# [What this task involves]
Reproduce all the material exactly, minus any pictures it holds.

# [Record list]

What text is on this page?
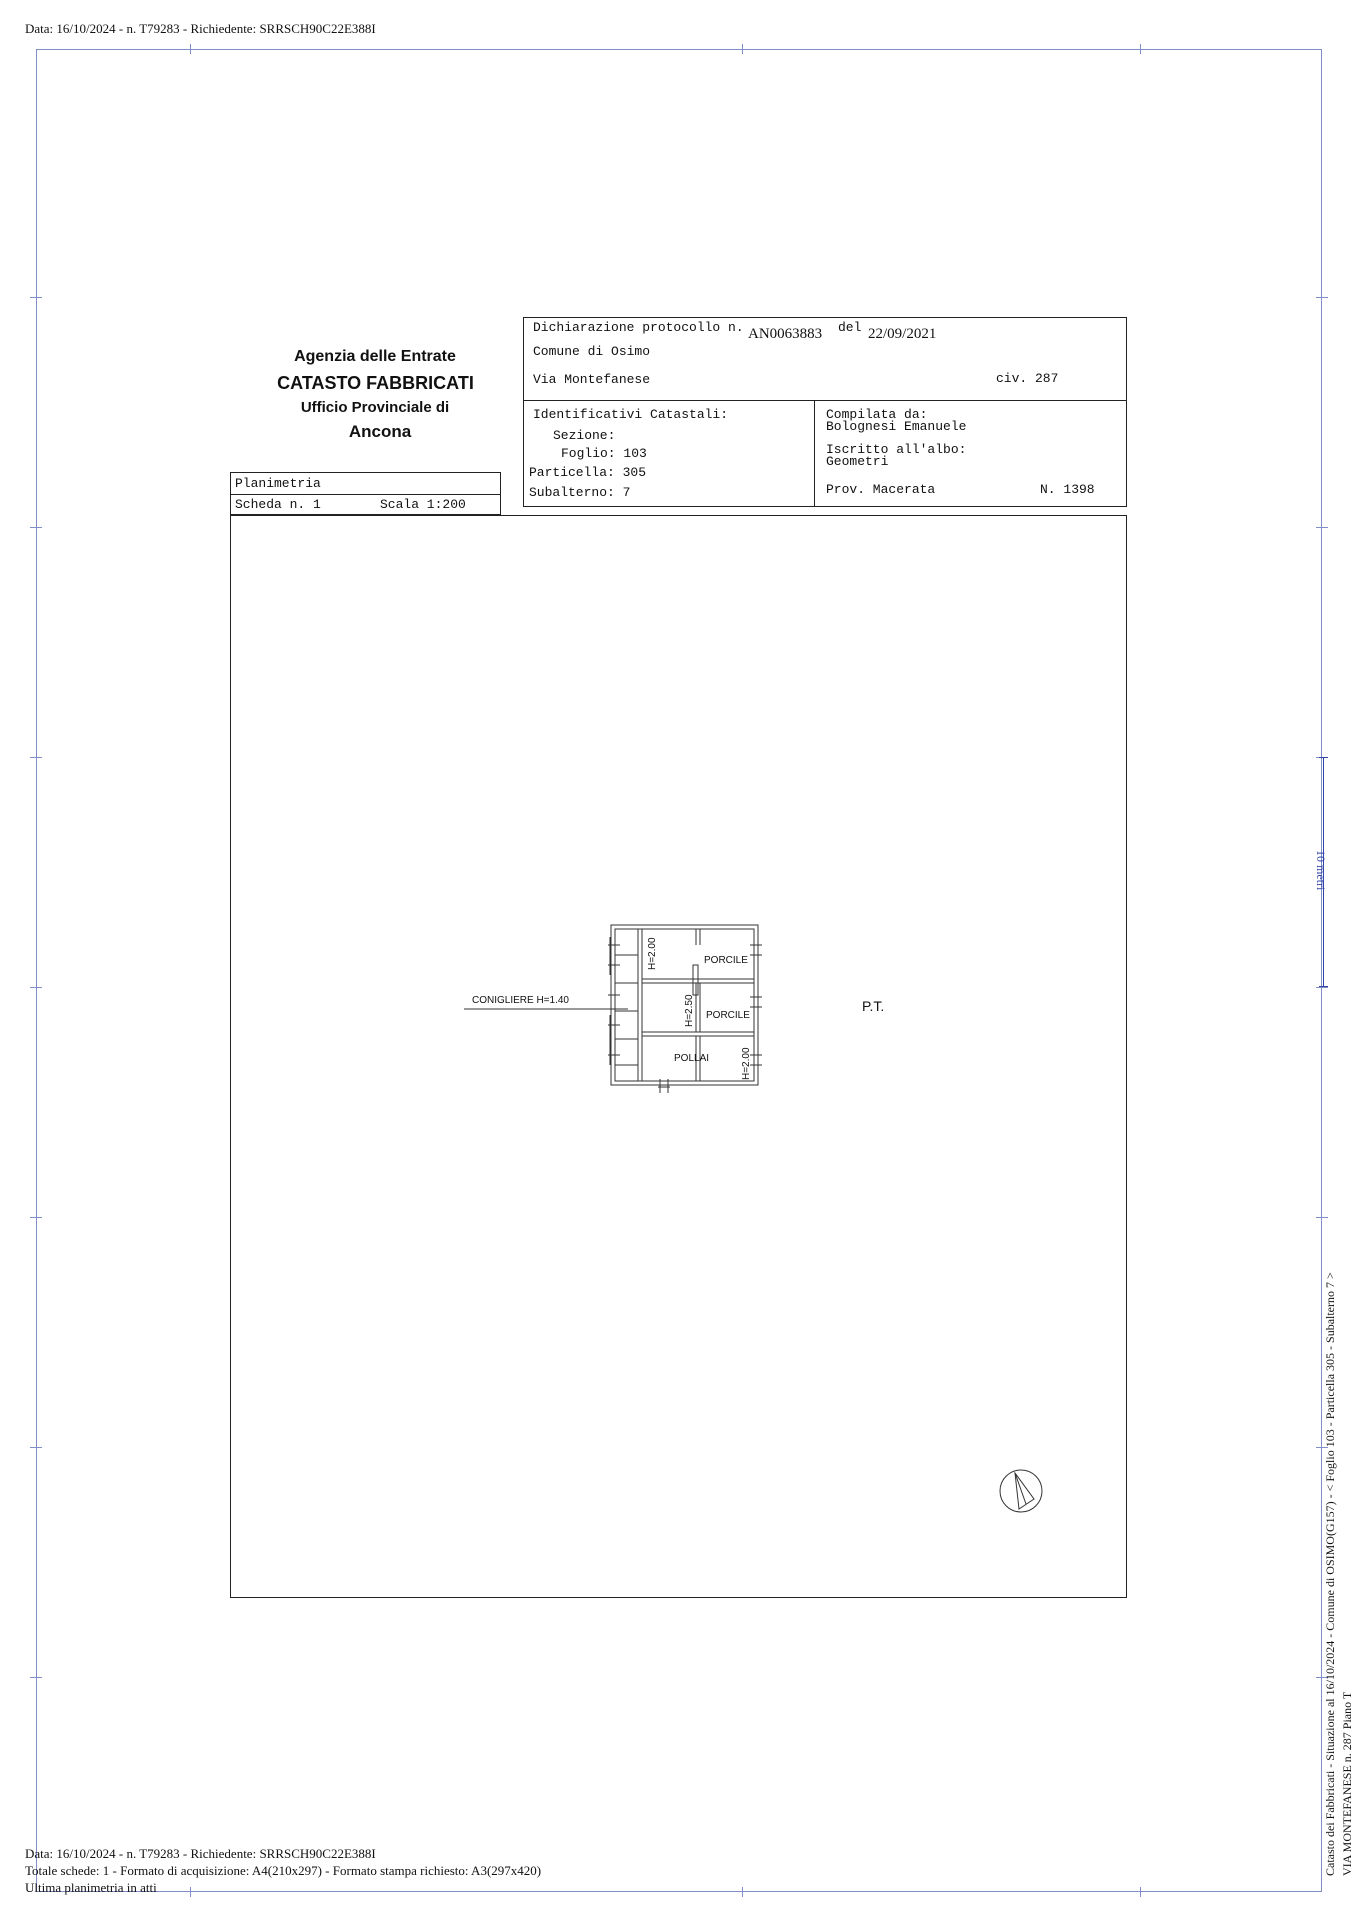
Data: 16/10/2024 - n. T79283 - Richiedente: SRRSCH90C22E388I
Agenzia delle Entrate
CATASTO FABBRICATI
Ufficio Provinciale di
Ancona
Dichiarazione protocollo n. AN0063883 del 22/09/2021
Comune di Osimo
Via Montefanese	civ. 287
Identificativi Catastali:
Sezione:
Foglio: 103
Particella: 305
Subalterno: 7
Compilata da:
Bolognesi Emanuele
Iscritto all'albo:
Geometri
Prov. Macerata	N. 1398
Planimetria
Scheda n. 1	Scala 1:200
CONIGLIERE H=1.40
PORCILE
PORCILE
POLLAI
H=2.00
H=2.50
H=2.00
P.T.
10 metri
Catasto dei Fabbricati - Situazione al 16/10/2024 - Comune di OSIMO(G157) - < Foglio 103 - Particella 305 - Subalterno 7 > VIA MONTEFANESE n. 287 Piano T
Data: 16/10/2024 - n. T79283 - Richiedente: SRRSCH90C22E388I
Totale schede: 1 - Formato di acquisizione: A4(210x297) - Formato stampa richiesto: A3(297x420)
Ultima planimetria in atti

# [In response]
What text is on this page?
Data: 16/10/2024 - n. T79283 - Richiedente: SRRSCH90C22E388I
Agenzia delle Entrate
CATASTO FABBRICATI
Ufficio Provinciale di
Ancona
Dichiarazione protocollo n. AN0063883 del 22/09/2021
Comune di Osimo
Via Montefanese	civ. 287
Identificativi Catastali:
Sezione:
Foglio: 103
Particella: 305
Subalterno: 7
Compilata da:
Bolognesi Emanuele
Iscritto all'albo:
Geometri
Prov. Macerata	N. 1398
Planimetria
Scheda n. 1	Scala 1:200
CONIGLIERE H=1.40
PORCILE
PORCILE
POLLAI
H=2.00
H=2.50
H=2.00
P.T.
10 metri
Catasto dei Fabbricati - Situazione al 16/10/2024 - Comune di OSIMO(G157) - < Foglio 103 - Particella 305 - Subalterno 7 > VIA MONTEFANESE n. 287 Piano T
Data: 16/10/2024 - n. T79283 - Richiedente: SRRSCH90C22E388I
Totale schede: 1 - Formato di acquisizione: A4(210x297) - Formato stampa richiesto: A3(297x420)
Ultima planimetria in atti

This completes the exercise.